_DIRECTIONS_.
Retype the records below exactly as they appear, but leave out any pictures.

Records from a collection of figures
···
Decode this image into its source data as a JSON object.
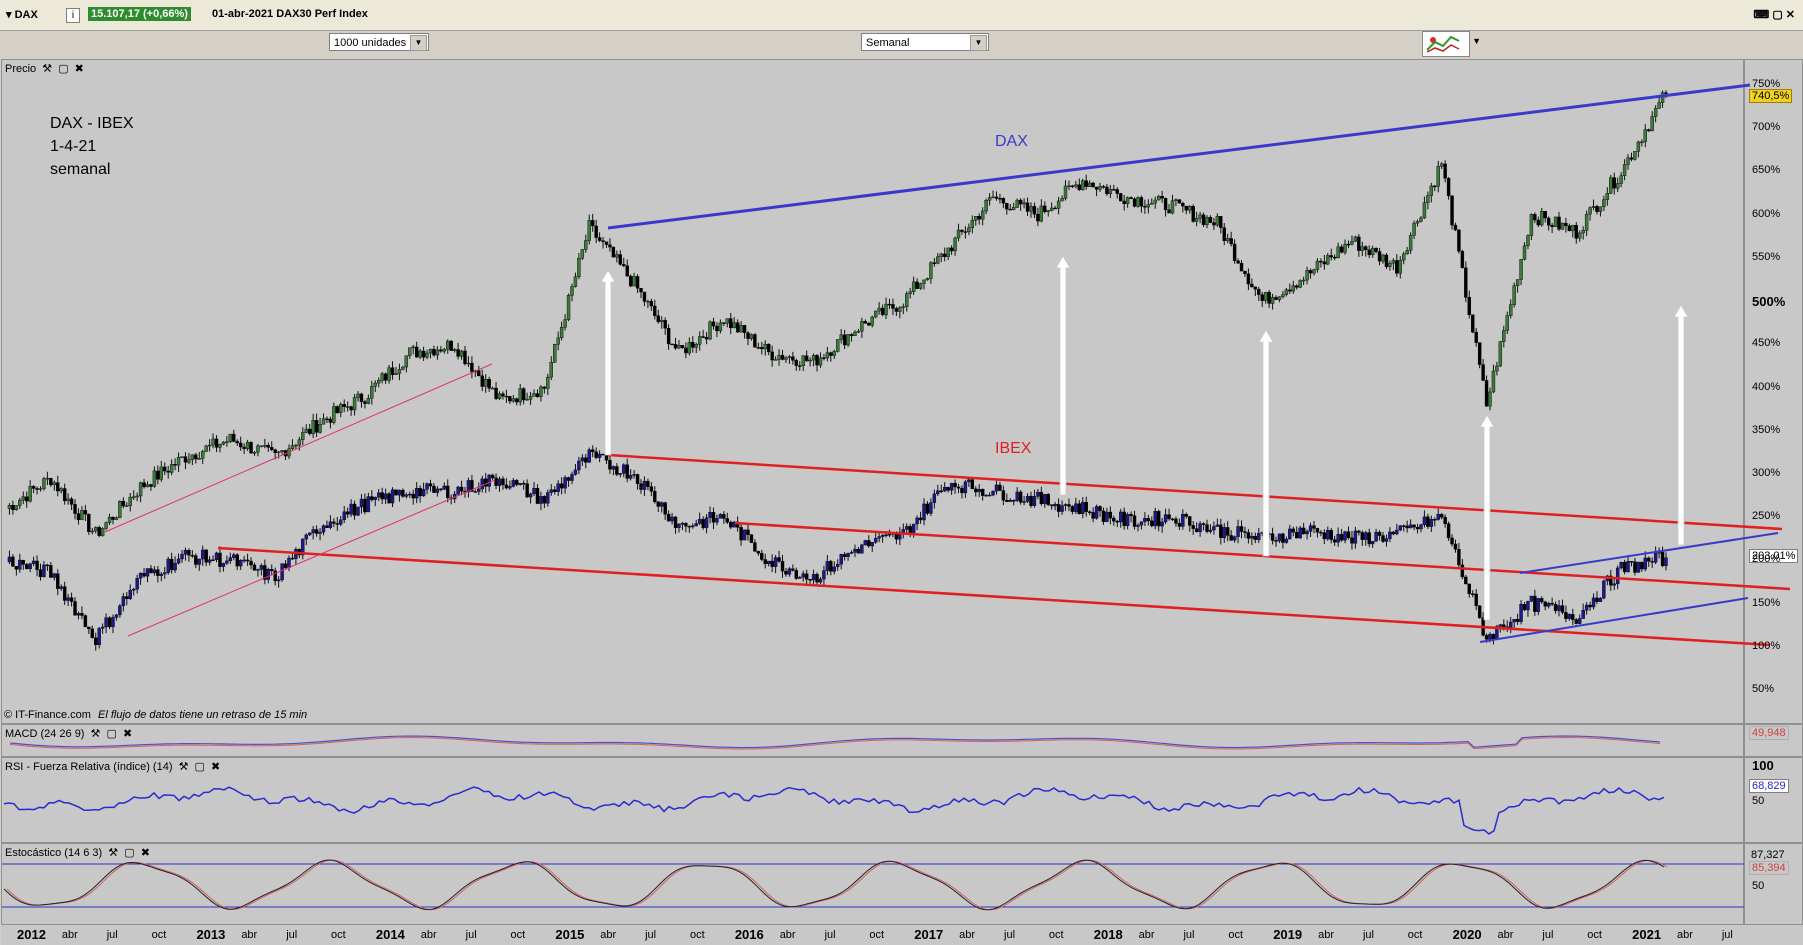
{
  "header": {
    "ticker": "DAX",
    "info_icon": "i",
    "price_change": "15.107,17 (+0,66%)",
    "date_title": "01-abr-2021 DAX30 Perf Index",
    "window_controls": "⌨ ▢ ✕"
  },
  "toolbar": {
    "units_select": "1000 unidades",
    "period_select": "Semanal",
    "chart_type_icon": "chart-type-icon"
  },
  "price_pane": {
    "label": "Precio",
    "note_lines": [
      "DAX - IBEX",
      "1-4-21",
      "semanal"
    ],
    "dax_label": "DAX",
    "ibex_label": "IBEX",
    "copyright": "© IT-Finance.com",
    "delay_notice": "El flujo de datos tiene un retraso de 15 min",
    "last_dax": "740,5%",
    "last_ibex": "203,01%",
    "y_ticks": [
      "750%",
      "700%",
      "650%",
      "600%",
      "550%",
      "500%",
      "450%",
      "400%",
      "350%",
      "300%",
      "250%",
      "200%",
      "150%",
      "100%",
      "50%"
    ]
  },
  "macd_pane": {
    "label": "MACD (24 26 9)",
    "value": "49,948"
  },
  "rsi_pane": {
    "label": "RSI - Fuerza Relativa (índice) (14)",
    "value": "68,829",
    "ticks": [
      "100",
      "50"
    ]
  },
  "stoch_pane": {
    "label": "Estocástico (14 6 3)",
    "value1": "87,327",
    "value2": "85,394",
    "ticks": [
      "50"
    ]
  },
  "x_axis": [
    "2012",
    "abr",
    "jul",
    "oct",
    "2013",
    "abr",
    "jul",
    "oct",
    "2014",
    "abr",
    "jul",
    "oct",
    "2015",
    "abr",
    "jul",
    "oct",
    "2016",
    "abr",
    "jul",
    "oct",
    "2017",
    "abr",
    "jul",
    "oct",
    "2018",
    "abr",
    "jul",
    "oct",
    "2019",
    "abr",
    "jul",
    "oct",
    "2020",
    "abr",
    "jul",
    "oct",
    "2021",
    "abr",
    "jul"
  ],
  "colors": {
    "dax": "#3a7a3a",
    "ibex": "#1a1a8c",
    "trend_blue": "#3a3ac8",
    "trend_red": "#e02020",
    "trend_pink": "#e0306a",
    "highlight": "#f0d020"
  },
  "chart_data": {
    "type": "line",
    "xlabel": "",
    "ylabel": "",
    "ylim": [
      20,
      760
    ],
    "x": [
      "2012-01",
      "2012-04",
      "2012-07",
      "2012-10",
      "2013-01",
      "2013-04",
      "2013-07",
      "2013-10",
      "2014-01",
      "2014-04",
      "2014-07",
      "2014-10",
      "2015-01",
      "2015-04",
      "2015-07",
      "2015-10",
      "2016-01",
      "2016-04",
      "2016-07",
      "2016-10",
      "2017-01",
      "2017-04",
      "2017-07",
      "2017-10",
      "2018-01",
      "2018-04",
      "2018-07",
      "2018-10",
      "2019-01",
      "2019-04",
      "2019-07",
      "2019-10",
      "2020-01",
      "2020-04",
      "2020-07",
      "2020-10",
      "2021-01",
      "2021-04"
    ],
    "series": [
      {
        "name": "DAX",
        "values": [
          260,
          295,
          230,
          285,
          320,
          340,
          320,
          360,
          390,
          440,
          450,
          385,
          400,
          585,
          520,
          440,
          480,
          440,
          430,
          470,
          500,
          560,
          620,
          600,
          640,
          620,
          610,
          590,
          500,
          530,
          570,
          540,
          660,
          380,
          600,
          580,
          650,
          740
        ]
      },
      {
        "name": "IBEX",
        "values": [
          200,
          185,
          110,
          180,
          205,
          200,
          180,
          240,
          265,
          280,
          280,
          295,
          270,
          320,
          300,
          240,
          250,
          200,
          180,
          215,
          230,
          290,
          280,
          270,
          260,
          245,
          250,
          235,
          225,
          235,
          225,
          230,
          250,
          110,
          150,
          135,
          190,
          203
        ]
      }
    ],
    "grid": false,
    "legend": "none"
  }
}
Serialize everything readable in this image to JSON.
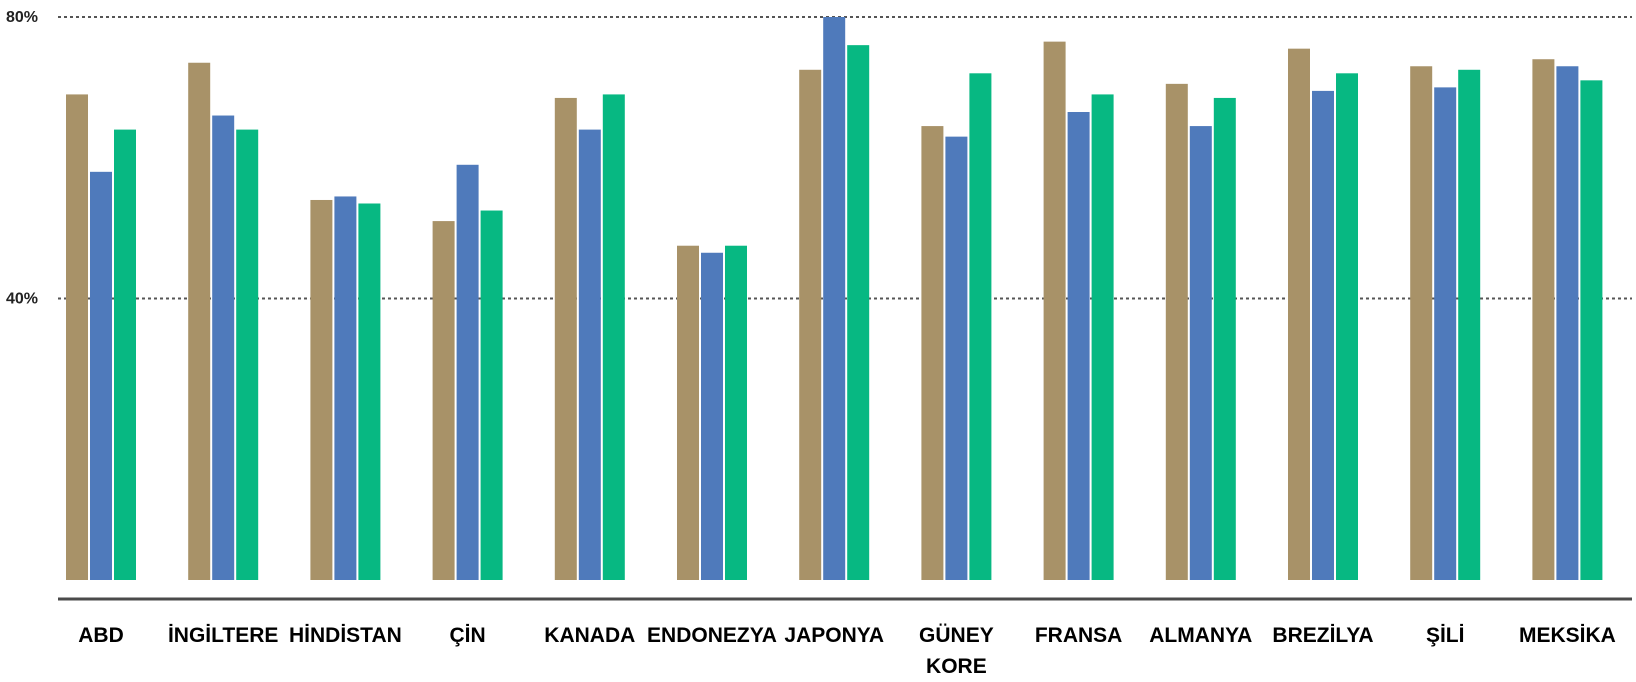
{
  "chart_data": {
    "type": "bar",
    "title": "",
    "xlabel": "",
    "ylabel": "",
    "categories": [
      "ABD",
      "İNGİLTERE",
      "HİNDİSTAN",
      "ÇİN",
      "KANADA",
      "ENDONEZYA",
      "JAPONYA",
      "GÜNEY KORE",
      "FRANSA",
      "ALMANYA",
      "BREZİLYA",
      "ŞİLİ",
      "MEKSİKA"
    ],
    "series": [
      {
        "color": "#a89268",
        "values": [
          69,
          73.5,
          54,
          51,
          68.5,
          47.5,
          72.5,
          64.5,
          76.5,
          70.5,
          75.5,
          73,
          74
        ]
      },
      {
        "color": "#4f7abb",
        "values": [
          58,
          66,
          54.5,
          59,
          64,
          46.5,
          80,
          63,
          66.5,
          64.5,
          69.5,
          70,
          73
        ]
      },
      {
        "color": "#07b882",
        "values": [
          64,
          64,
          53.5,
          52.5,
          69,
          47.5,
          76,
          72,
          69,
          68.5,
          72,
          72.5,
          71
        ]
      }
    ],
    "yticks": [
      {
        "value": 80,
        "label": "80%"
      },
      {
        "value": 40,
        "label": "40%"
      }
    ],
    "ylim": [
      0,
      80
    ],
    "grid": true,
    "legend": "none"
  }
}
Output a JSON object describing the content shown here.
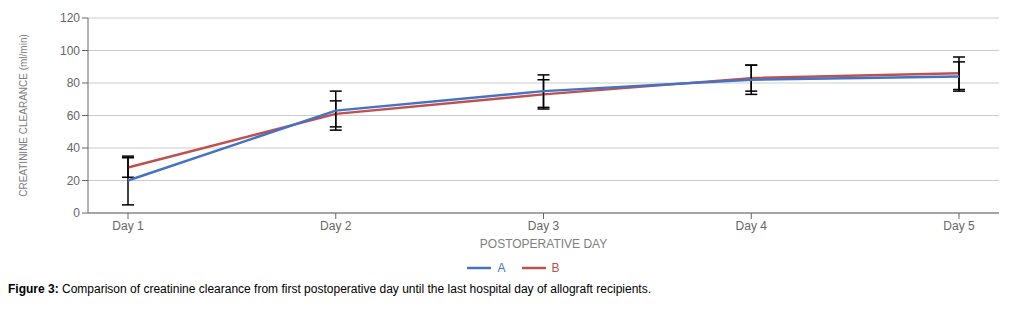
{
  "chart_data": {
    "type": "line",
    "categories": [
      "Day 1",
      "Day 2",
      "Day 3",
      "Day 4",
      "Day 5"
    ],
    "series": [
      {
        "name": "A",
        "color": "#4472C4",
        "values": [
          20,
          63,
          75,
          82,
          84
        ],
        "error": [
          15,
          12,
          10,
          9,
          9
        ]
      },
      {
        "name": "B",
        "color": "#C0504D",
        "values": [
          28,
          61,
          73,
          83,
          86
        ],
        "error": [
          6,
          8,
          9,
          8,
          10
        ]
      }
    ],
    "xlabel": "POSTOPERATIVE DAY",
    "ylabel": "CREATININE CLEARANCE (ml/min)",
    "ylim": [
      0,
      120
    ],
    "yticks": [
      0,
      20,
      40,
      60,
      80,
      100,
      120
    ],
    "grid": true,
    "legend": "bottom",
    "caption": {
      "label": "Figure 3:",
      "text": "Comparison of creatinine clearance from first postoperative day until the last hospital day of allograft recipients."
    }
  }
}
···
_TASK SOLUTION_.
Decode this image into its source data as a JSON object.
{
  "header": {
    "ticker": "DAX",
    "info_icon": "i",
    "price_change": "15.107,17 (+0,66%)",
    "date_title": "01-abr-2021 DAX30 Perf Index",
    "window_controls": "⌨ ▢ ✕"
  },
  "toolbar": {
    "units_select": "1000 unidades",
    "period_select": "Semanal",
    "chart_type_icon": "chart-type-icon"
  },
  "price_pane": {
    "label": "Precio",
    "note_lines": [
      "DAX - IBEX",
      "1-4-21",
      "semanal"
    ],
    "dax_label": "DAX",
    "ibex_label": "IBEX",
    "copyright": "© IT-Finance.com",
    "delay_notice": "El flujo de datos tiene un retraso de 15 min",
    "last_dax": "740,5%",
    "last_ibex": "203,01%",
    "y_ticks": [
      "750%",
      "700%",
      "650%",
      "600%",
      "550%",
      "500%",
      "450%",
      "400%",
      "350%",
      "300%",
      "250%",
      "200%",
      "150%",
      "100%",
      "50%"
    ]
  },
  "macd_pane": {
    "label": "MACD (24 26 9)",
    "value": "49,948"
  },
  "rsi_pane": {
    "label": "RSI - Fuerza Relativa (índice) (14)",
    "value": "68,829",
    "ticks": [
      "100",
      "50"
    ]
  },
  "stoch_pane": {
    "label": "Estocástico (14 6 3)",
    "value1": "87,327",
    "value2": "85,394",
    "ticks": [
      "50"
    ]
  },
  "x_axis": [
    "2012",
    "abr",
    "jul",
    "oct",
    "2013",
    "abr",
    "jul",
    "oct",
    "2014",
    "abr",
    "jul",
    "oct",
    "2015",
    "abr",
    "jul",
    "oct",
    "2016",
    "abr",
    "jul",
    "oct",
    "2017",
    "abr",
    "jul",
    "oct",
    "2018",
    "abr",
    "jul",
    "oct",
    "2019",
    "abr",
    "jul",
    "oct",
    "2020",
    "abr",
    "jul",
    "oct",
    "2021",
    "abr",
    "jul"
  ],
  "colors": {
    "dax": "#3a7a3a",
    "ibex": "#1a1a8c",
    "trend_blue": "#3a3ac8",
    "trend_red": "#e02020",
    "trend_pink": "#e0306a",
    "highlight": "#f0d020"
  },
  "chart_data": {
    "type": "line",
    "xlabel": "",
    "ylabel": "",
    "ylim": [
      20,
      760
    ],
    "x": [
      "2012-01",
      "2012-04",
      "2012-07",
      "2012-10",
      "2013-01",
      "2013-04",
      "2013-07",
      "2013-10",
      "2014-01",
      "2014-04",
      "2014-07",
      "2014-10",
      "2015-01",
      "2015-04",
      "2015-07",
      "2015-10",
      "2016-01",
      "2016-04",
      "2016-07",
      "2016-10",
      "2017-01",
      "2017-04",
      "2017-07",
      "2017-10",
      "2018-01",
      "2018-04",
      "2018-07",
      "2018-10",
      "2019-01",
      "2019-04",
      "2019-07",
      "2019-10",
      "2020-01",
      "2020-04",
      "2020-07",
      "2020-10",
      "2021-01",
      "2021-04"
    ],
    "series": [
      {
        "name": "DAX",
        "values": [
          260,
          295,
          230,
          285,
          320,
          340,
          320,
          360,
          390,
          440,
          450,
          385,
          400,
          585,
          520,
          440,
          480,
          440,
          430,
          470,
          500,
          560,
          620,
          600,
          640,
          620,
          610,
          590,
          500,
          530,
          570,
          540,
          660,
          380,
          600,
          580,
          650,
          740
        ]
      },
      {
        "name": "IBEX",
        "values": [
          200,
          185,
          110,
          180,
          205,
          200,
          180,
          240,
          265,
          280,
          280,
          295,
          270,
          320,
          300,
          240,
          250,
          200,
          180,
          215,
          230,
          290,
          280,
          270,
          260,
          245,
          250,
          235,
          225,
          235,
          225,
          230,
          250,
          110,
          150,
          135,
          190,
          203
        ]
      }
    ],
    "grid": false,
    "legend": "none"
  }
}
Serialize everything readable in this image to JSON.
{
  "chart_data": {
    "type": "bar",
    "title": "",
    "xlabel": "",
    "ylabel": "",
    "categories": [
      "ABD",
      "İNGİLTERE",
      "HİNDİSTAN",
      "ÇİN",
      "KANADA",
      "ENDONEZYA",
      "JAPONYA",
      "GÜNEY KORE",
      "FRANSA",
      "ALMANYA",
      "BREZİLYA",
      "ŞİLİ",
      "MEKSİKA"
    ],
    "series": [
      {
        "color": "#a89268",
        "values": [
          69,
          73.5,
          54,
          51,
          68.5,
          47.5,
          72.5,
          64.5,
          76.5,
          70.5,
          75.5,
          73,
          74
        ]
      },
      {
        "color": "#4f7abb",
        "values": [
          58,
          66,
          54.5,
          59,
          64,
          46.5,
          80,
          63,
          66.5,
          64.5,
          69.5,
          70,
          73
        ]
      },
      {
        "color": "#07b882",
        "values": [
          64,
          64,
          53.5,
          52.5,
          69,
          47.5,
          76,
          72,
          69,
          68.5,
          72,
          72.5,
          71
        ]
      }
    ],
    "yticks": [
      {
        "value": 80,
        "label": "80%"
      },
      {
        "value": 40,
        "label": "40%"
      }
    ],
    "ylim": [
      0,
      80
    ],
    "grid": true,
    "legend": "none"
  }
}
Output a JSON object describing the content shown here.
{
  "chart_data": {
    "type": "line",
    "categories": [
      "Day 1",
      "Day 2",
      "Day 3",
      "Day 4",
      "Day 5"
    ],
    "series": [
      {
        "name": "A",
        "color": "#4472C4",
        "values": [
          20,
          63,
          75,
          82,
          84
        ],
        "error": [
          15,
          12,
          10,
          9,
          9
        ]
      },
      {
        "name": "B",
        "color": "#C0504D",
        "values": [
          28,
          61,
          73,
          83,
          86
        ],
        "error": [
          6,
          8,
          9,
          8,
          10
        ]
      }
    ],
    "xlabel": "POSTOPERATIVE DAY",
    "ylabel": "CREATININE CLEARANCE (ml/min)",
    "ylim": [
      0,
      120
    ],
    "yticks": [
      0,
      20,
      40,
      60,
      80,
      100,
      120
    ],
    "grid": true,
    "legend": "bottom",
    "caption": {
      "label": "Figure 3:",
      "text": "Comparison of creatinine clearance from first postoperative day until the last hospital day of allograft recipients."
    }
  }
}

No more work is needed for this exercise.